* [AIM OF THE EXERCISE] Reproduce each of the following rows word for word, leaving out the pictures.

* [EXTRACTED MATERIAL]

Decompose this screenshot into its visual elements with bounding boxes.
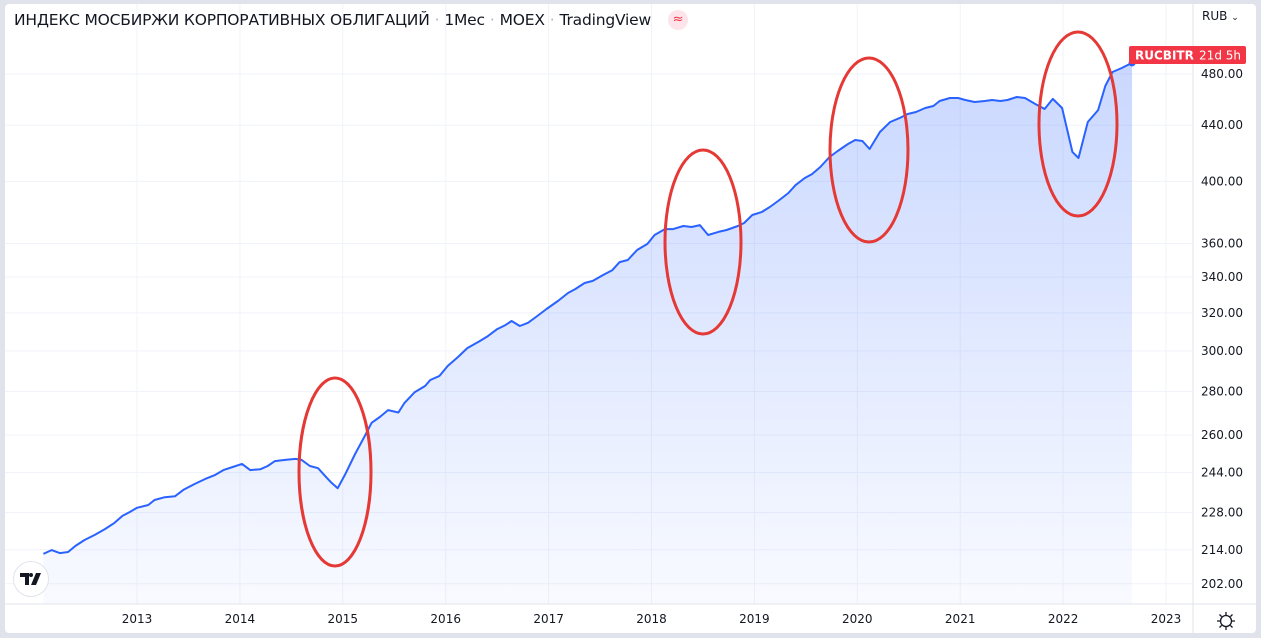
data-source: TradingView xyxy=(559,11,651,29)
tradingview-logo-icon[interactable] xyxy=(13,561,49,597)
y-tick-label: 360.00 xyxy=(1201,236,1243,250)
annotations xyxy=(297,30,1119,568)
x-tick-label: 2023 xyxy=(1151,612,1182,626)
y-tick-label: 480.00 xyxy=(1201,67,1243,81)
chevron-down-icon: ⌄ xyxy=(1231,13,1239,23)
y-tick-label: 280.00 xyxy=(1201,384,1243,398)
x-tick-label: 2015 xyxy=(328,612,359,626)
exchange: MOEX xyxy=(499,11,545,29)
series-line xyxy=(42,62,1133,555)
price-axis[interactable]: 480.00 440.00 400.00 360.00 340.00 320.00 300.… xyxy=(1201,67,1243,591)
chart-widget: 480.00 440.00 400.00 360.00 340.00 320.00 300.… xyxy=(5,4,1256,633)
time-axis[interactable]: 2013 2014 2015 2016 2017 2018 2019 2020 2021 2022… xyxy=(122,612,1182,626)
x-tick-label: 2018 xyxy=(636,612,667,626)
chart-canvas[interactable]: 480.00 440.00 400.00 360.00 340.00 320.00 300.… xyxy=(5,4,1256,633)
symbol-description: ИНДЕКС МОСБИРЖИ КОРПОРАТИВНЫХ ОБЛИГАЦИЙ xyxy=(14,11,430,29)
y-tick-label: 300.00 xyxy=(1201,344,1243,358)
x-tick-label: 2021 xyxy=(945,612,976,626)
y-tick-label: 202.00 xyxy=(1201,577,1243,591)
y-tick-label: 400.00 xyxy=(1201,174,1243,188)
annotation-ellipse-2022 xyxy=(1037,30,1119,218)
annotation-ellipse-2015 xyxy=(297,376,373,568)
y-tick-label: 260.00 xyxy=(1201,428,1243,442)
y-tick-label: 440.00 xyxy=(1201,118,1243,132)
x-tick-label: 2013 xyxy=(122,612,153,626)
x-tick-label: 2020 xyxy=(842,612,873,626)
y-tick-label: 244.00 xyxy=(1201,466,1243,480)
data-badge-icon[interactable]: ≈ xyxy=(667,10,688,30)
last-price-label: RUCBITR 21d 5h xyxy=(1129,46,1246,64)
x-tick-label: 2014 xyxy=(225,612,256,626)
chart-title: ИНДЕКС МОСБИРЖИ КОРПОРАТИВНЫХ ОБЛИГАЦИЙ … xyxy=(14,10,688,30)
y-tick-label: 320.00 xyxy=(1201,306,1243,320)
series-area-fill xyxy=(43,62,1132,604)
x-tick-label: 2016 xyxy=(430,612,461,626)
annotation-ellipse-2020 xyxy=(828,56,910,244)
y-tick-label: 228.00 xyxy=(1201,505,1243,519)
currency-selector[interactable]: RUB ⌄ xyxy=(1202,9,1239,23)
y-tick-label: 214.00 xyxy=(1201,543,1243,557)
x-tick-label: 2022 xyxy=(1048,612,1079,626)
gear-icon[interactable] xyxy=(1215,610,1237,632)
y-tick-label: 340.00 xyxy=(1201,270,1243,284)
annotation-ellipse-2018 xyxy=(663,148,743,336)
currency-label: RUB xyxy=(1202,9,1228,23)
x-tick-label: 2017 xyxy=(533,612,564,626)
separator: · xyxy=(549,11,555,29)
separator: · xyxy=(489,11,495,29)
bar-countdown: 21d 5h xyxy=(1199,49,1241,63)
x-tick-label: 2019 xyxy=(739,612,770,626)
interval[interactable]: 1Мес xyxy=(444,11,485,29)
separator: · xyxy=(434,11,440,29)
symbol-label: RUCBITR xyxy=(1135,49,1194,63)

* [CORRECT RESULT]
Decompose this screenshot into its visual elements with bounding boxes.
data-source: TradingView xyxy=(559,11,651,29)
tradingview-logo-icon[interactable] xyxy=(13,561,49,597)
y-tick-label: 360.00 xyxy=(1201,236,1243,250)
annotations xyxy=(297,30,1119,568)
x-tick-label: 2023 xyxy=(1151,612,1182,626)
y-tick-label: 480.00 xyxy=(1201,67,1243,81)
chevron-down-icon: ⌄ xyxy=(1231,13,1239,23)
y-tick-label: 280.00 xyxy=(1201,384,1243,398)
x-tick-label: 2015 xyxy=(328,612,359,626)
exchange: MOEX xyxy=(499,11,545,29)
series-line xyxy=(42,62,1133,555)
price-axis[interactable]: 480.00 440.00 400.00 360.00 340.00 320.00 300.… xyxy=(1201,67,1243,591)
chart-widget: 480.00 440.00 400.00 360.00 340.00 320.00 300.… xyxy=(5,4,1256,633)
time-axis[interactable]: 2013 2014 2015 2016 2017 2018 2019 2020 2021 2022… xyxy=(122,612,1182,626)
x-tick-label: 2018 xyxy=(636,612,667,626)
chart-canvas[interactable]: 480.00 440.00 400.00 360.00 340.00 320.00 300.… xyxy=(5,4,1256,633)
symbol-description: ИНДЕКС МОСБИРЖИ КОРПОРАТИВНЫХ ОБЛИГАЦИЙ xyxy=(14,11,430,29)
y-tick-label: 300.00 xyxy=(1201,344,1243,358)
x-tick-label: 2021 xyxy=(945,612,976,626)
y-tick-label: 202.00 xyxy=(1201,577,1243,591)
y-tick-label: 400.00 xyxy=(1201,174,1243,188)
annotation-ellipse-2022 xyxy=(1037,30,1119,218)
annotation-ellipse-2015 xyxy=(297,376,373,568)
y-tick-label: 260.00 xyxy=(1201,428,1243,442)
y-tick-label: 440.00 xyxy=(1201,118,1243,132)
x-tick-label: 2013 xyxy=(122,612,153,626)
x-tick-label: 2020 xyxy=(842,612,873,626)
y-tick-label: 244.00 xyxy=(1201,466,1243,480)
data-badge-icon[interactable]: ≈ xyxy=(667,10,688,30)
last-price-label: RUCBITR 21d 5h xyxy=(1129,46,1246,64)
x-tick-label: 2014 xyxy=(225,612,256,626)
chart-title: ИНДЕКС МОСБИРЖИ КОРПОРАТИВНЫХ ОБЛИГАЦИЙ … xyxy=(14,10,688,30)
y-tick-label: 320.00 xyxy=(1201,306,1243,320)
series-area-fill xyxy=(43,62,1132,604)
x-tick-label: 2016 xyxy=(430,612,461,626)
annotation-ellipse-2020 xyxy=(828,56,910,244)
y-tick-label: 228.00 xyxy=(1201,505,1243,519)
currency-selector[interactable]: RUB ⌄ xyxy=(1202,9,1239,23)
y-tick-label: 214.00 xyxy=(1201,543,1243,557)
x-tick-label: 2022 xyxy=(1048,612,1079,626)
gear-icon[interactable] xyxy=(1215,610,1237,632)
y-tick-label: 340.00 xyxy=(1201,270,1243,284)
annotation-ellipse-2018 xyxy=(663,148,743,336)
currency-label: RUB xyxy=(1202,9,1228,23)
x-tick-label: 2017 xyxy=(533,612,564,626)
separator: · xyxy=(549,11,555,29)
separator: · xyxy=(489,11,495,29)
bar-countdown: 21d 5h xyxy=(1199,49,1241,63)
x-tick-label: 2019 xyxy=(739,612,770,626)
interval[interactable]: 1Мес xyxy=(444,11,485,29)
separator: · xyxy=(434,11,440,29)
symbol-label: RUCBITR xyxy=(1135,49,1194,63)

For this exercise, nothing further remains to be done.